**Dataset:**
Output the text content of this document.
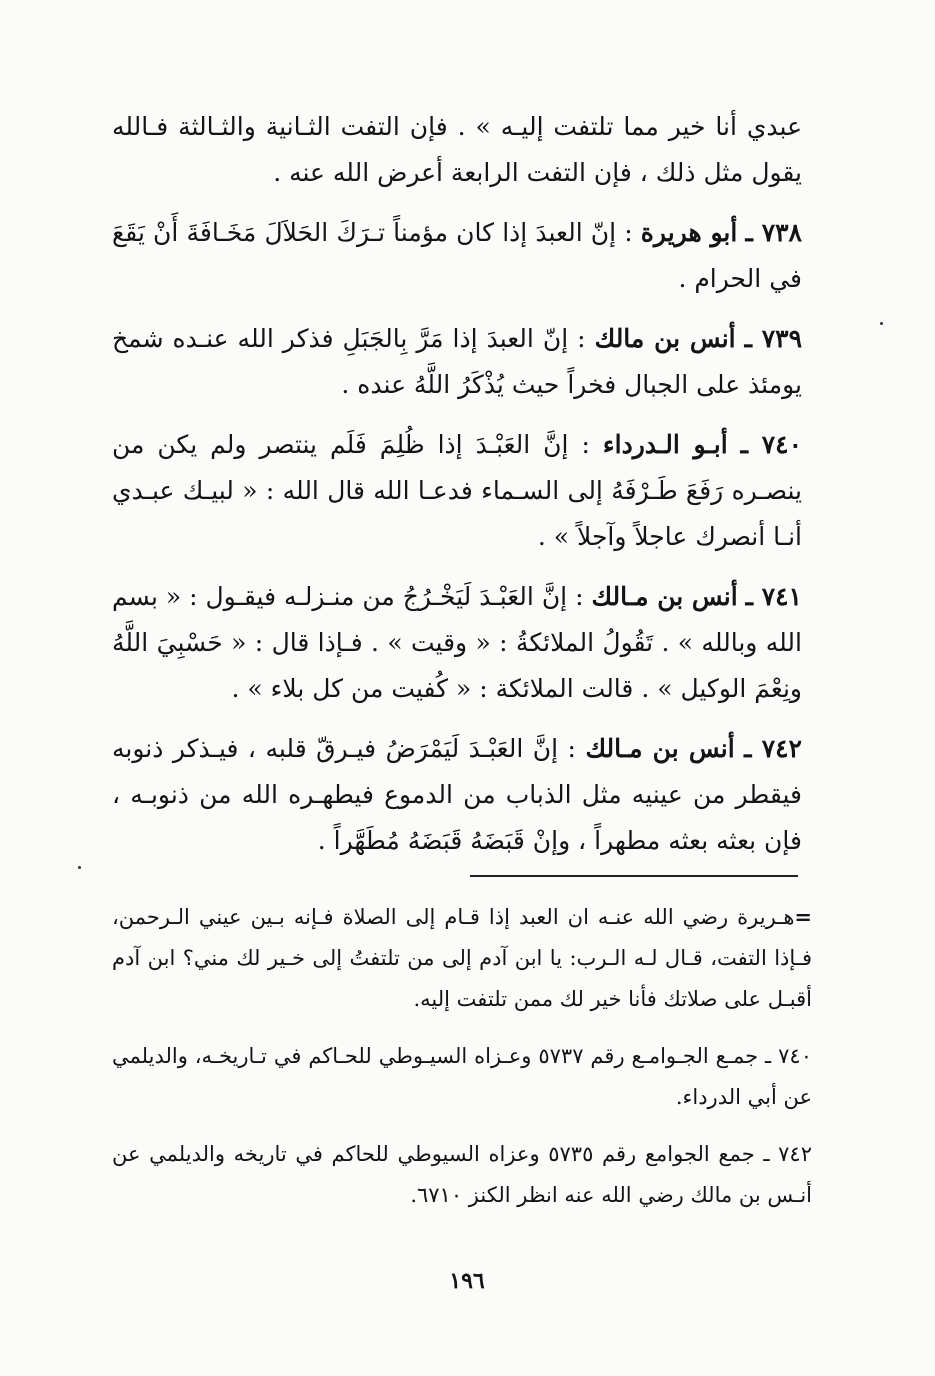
عبدي أنا خير مما تلتفت إليـه » . فإن التفت الثـانية والثـالثة فـالله يقول مثل ذلك ، فإن التفت الرابعة أعرض الله عنه .

٧٣٨ ـ أبو هريرة : إنّ العبدَ إذا كان مؤمناً تـرَكَ الحَلاَلَ مَخَـافَةَ أَنْ يَقَعَ في الحرام .

٧٣٩ ـ أنس بن مالك : إنّ العبدَ إذا مَرَّ بِالجَبَلِ فذكر الله عنـده شمخ يومئذ على الجبال فخراً حيث يُذْكَرُ اللَّهُ عنده .

٧٤٠ ـ أبـو الـدرداء : إنَّ العَبْـدَ إذا ظُلِمَ فَلَم ينتصر ولم يكن من ينصـره رَفَعَ طَـرْفَهُ إلى السـماء فدعـا الله قال الله : « لبيـك عبـدي أنـا أنصرك عاجلاً وآجلاً » .

٧٤١ ـ أنس بن مـالك : إنَّ العَبْـدَ لَيَخْـرُجُ من منـزلـه فيقـول : « بسم الله وبالله » . تَقُولُ الملائكةُ : « وقيت » . فـإذا قال : « حَسْبِيَ اللَّهُ ونِعْمَ الوكيل » . قالت الملائكة : « كُفيت من كل بلاء » .

٧٤٢ ـ أنس بن مـالك : إنَّ العَبْـدَ لَيَمْرَضُ فيـرقّ قلبه ، فيـذكر ذنوبه فيقطر من عينيه مثل الذباب من الدموع فيطهـره الله من ذنوبـه ، فإن بعثه بعثه مطهراً ، وإنْ قَبَضَهُ قَبَضَهُ مُطَهَّراً .

=هـريرة رضي الله عنـه ان العبد إذا قـام إلى الصلاة فـإنه بـين عيني الـرحمن، فـإذا التفت، قـال لـه الـرب: يا ابن آدم إلى من تلتفتُ إلى خـير لك مني؟ ابن آدم أقبـل على صلاتك فأنا خير لك ممن تلتفت إليه.

٧٤٠ ـ جمـع الجـوامـع رقم ٥٧٣٧ وعـزاه السيـوطي للحـاكم في تـاريخـه، والديلمي عن أبي الدرداء.

٧٤٢ ـ جمع الجوامع رقم ٥٧٣٥ وعزاه السيوطي للحاكم في تاريخه والديلمي عن أنـس بن مالك رضي الله عنه انظر الكنز ٦٧١٠.

١٩٦
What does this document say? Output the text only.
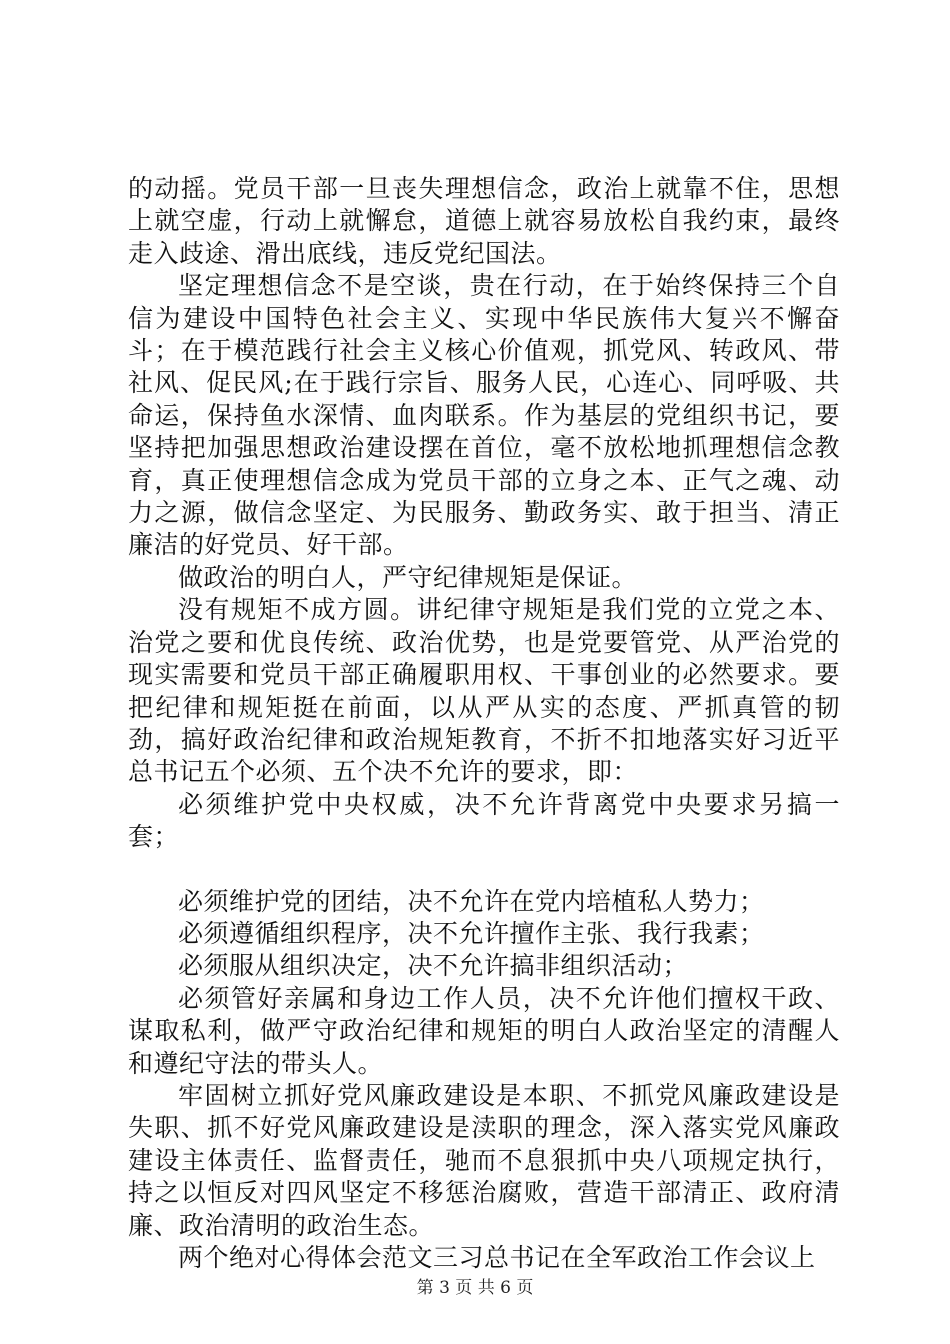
的动摇。党员干部一旦丧失理想信念，政治上就靠不住，思想上就空虚，行动上就懈怠，道德上就容易放松自我约束，最终走入歧途、滑出底线，违反党纪国法。

坚定理想信念不是空谈，贵在行动，在于始终保持三个自信为建设中国特色社会主义、实现中华民族伟大复兴不懈奋斗；在于模范践行社会主义核心价值观，抓党风、转政风、带社风、促民风;在于践行宗旨、服务人民，心连心、同呼吸、共命运，保持鱼水深情、血肉联系。作为基层的党组织书记，要坚持把加强思想政治建设摆在首位，毫不放松地抓理想信念教育，真正使理想信念成为党员干部的立身之本、正气之魂、动力之源，做信念坚定、为民服务、勤政务实、敢于担当、清正廉洁的好党员、好干部。

做政治的明白人，严守纪律规矩是保证。

没有规矩不成方圆。讲纪律守规矩是我们党的立党之本、治党之要和优良传统、政治优势，也是党要管党、从严治党的现实需要和党员干部正确履职用权、干事创业的必然要求。要把纪律和规矩挺在前面，以从严从实的态度、严抓真管的韧劲，搞好政治纪律和政治规矩教育，不折不扣地落实好习近平总书记五个必须、五个决不允许的要求，即：

必须维护党中央权威，决不允许背离党中央要求另搞一套；

必须维护党的团结，决不允许在党内培植私人势力；

必须遵循组织程序，决不允许擅作主张、我行我素；

必须服从组织决定，决不允许搞非组织活动；

必须管好亲属和身边工作人员，决不允许他们擅权干政、谋取私利，做严守政治纪律和规矩的明白人政治坚定的清醒人和遵纪守法的带头人。

牢固树立抓好党风廉政建设是本职、不抓党风廉政建设是失职、抓不好党风廉政建设是渎职的理念，深入落实党风廉政建设主体责任、监督责任，驰而不息狠抓中央八项规定执行，持之以恒反对四风坚定不移惩治腐败，营造干部清正、政府清廉、政治清明的政治生态。

两个绝对心得体会范文三习总书记在全军政治工作会议上

第 3 页 共 6 页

**What to do:**
Reproduce each entry precisely. Leave the pictures out.

**Full response:**
Output the text content of this document.
عبدي أنا خير مما تلتفت إليـه » . فإن التفت الثـانية والثـالثة فـالله يقول مثل ذلك ، فإن التفت الرابعة أعرض الله عنه .

٧٣٨ ـ أبو هريرة : إنّ العبدَ إذا كان مؤمناً تـرَكَ الحَلاَلَ مَخَـافَةَ أَنْ يَقَعَ في الحرام .

٧٣٩ ـ أنس بن مالك : إنّ العبدَ إذا مَرَّ بِالجَبَلِ فذكر الله عنـده شمخ يومئذ على الجبال فخراً حيث يُذْكَرُ اللَّهُ عنده .

٧٤٠ ـ أبـو الـدرداء : إنَّ العَبْـدَ إذا ظُلِمَ فَلَم ينتصر ولم يكن من ينصـره رَفَعَ طَـرْفَهُ إلى السـماء فدعـا الله قال الله : « لبيـك عبـدي أنـا أنصرك عاجلاً وآجلاً » .

٧٤١ ـ أنس بن مـالك : إنَّ العَبْـدَ لَيَخْـرُجُ من منـزلـه فيقـول : « بسم الله وبالله » . تَقُولُ الملائكةُ : « وقيت » . فـإذا قال : « حَسْبِيَ اللَّهُ ونِعْمَ الوكيل » . قالت الملائكة : « كُفيت من كل بلاء » .

٧٤٢ ـ أنس بن مـالك : إنَّ العَبْـدَ لَيَمْرَضُ فيـرقّ قلبه ، فيـذكر ذنوبه فيقطر من عينيه مثل الذباب من الدموع فيطهـره الله من ذنوبـه ، فإن بعثه بعثه مطهراً ، وإنْ قَبَضَهُ قَبَضَهُ مُطَهَّراً .

=هـريرة رضي الله عنـه ان العبد إذا قـام إلى الصلاة فـإنه بـين عيني الـرحمن، فـإذا التفت، قـال لـه الـرب: يا ابن آدم إلى من تلتفتُ إلى خـير لك مني؟ ابن آدم أقبـل على صلاتك فأنا خير لك ممن تلتفت إليه.

٧٤٠ ـ جمـع الجـوامـع رقم ٥٧٣٧ وعـزاه السيـوطي للحـاكم في تـاريخـه، والديلمي عن أبي الدرداء.

٧٤٢ ـ جمع الجوامع رقم ٥٧٣٥ وعزاه السيوطي للحاكم في تاريخه والديلمي عن أنـس بن مالك رضي الله عنه انظر الكنز ٦٧١٠.

١٩٦
What does this document say? Output the text only.
的动摇。党员干部一旦丧失理想信念，政治上就靠不住，思想上就空虚，行动上就懈怠，道德上就容易放松自我约束，最终走入歧途、滑出底线，违反党纪国法。

坚定理想信念不是空谈，贵在行动，在于始终保持三个自信为建设中国特色社会主义、实现中华民族伟大复兴不懈奋斗；在于模范践行社会主义核心价值观，抓党风、转政风、带社风、促民风;在于践行宗旨、服务人民，心连心、同呼吸、共命运，保持鱼水深情、血肉联系。作为基层的党组织书记，要坚持把加强思想政治建设摆在首位，毫不放松地抓理想信念教育，真正使理想信念成为党员干部的立身之本、正气之魂、动力之源，做信念坚定、为民服务、勤政务实、敢于担当、清正廉洁的好党员、好干部。

做政治的明白人，严守纪律规矩是保证。

没有规矩不成方圆。讲纪律守规矩是我们党的立党之本、治党之要和优良传统、政治优势，也是党要管党、从严治党的现实需要和党员干部正确履职用权、干事创业的必然要求。要把纪律和规矩挺在前面，以从严从实的态度、严抓真管的韧劲，搞好政治纪律和政治规矩教育，不折不扣地落实好习近平总书记五个必须、五个决不允许的要求，即：

必须维护党中央权威，决不允许背离党中央要求另搞一套；

必须维护党的团结，决不允许在党内培植私人势力；

必须遵循组织程序，决不允许擅作主张、我行我素；

必须服从组织决定，决不允许搞非组织活动；

必须管好亲属和身边工作人员，决不允许他们擅权干政、谋取私利，做严守政治纪律和规矩的明白人政治坚定的清醒人和遵纪守法的带头人。

牢固树立抓好党风廉政建设是本职、不抓党风廉政建设是失职、抓不好党风廉政建设是渎职的理念，深入落实党风廉政建设主体责任、监督责任，驰而不息狠抓中央八项规定执行，持之以恒反对四风坚定不移惩治腐败，营造干部清正、政府清廉、政治清明的政治生态。

两个绝对心得体会范文三习总书记在全军政治工作会议上

第 3 页 共 6 页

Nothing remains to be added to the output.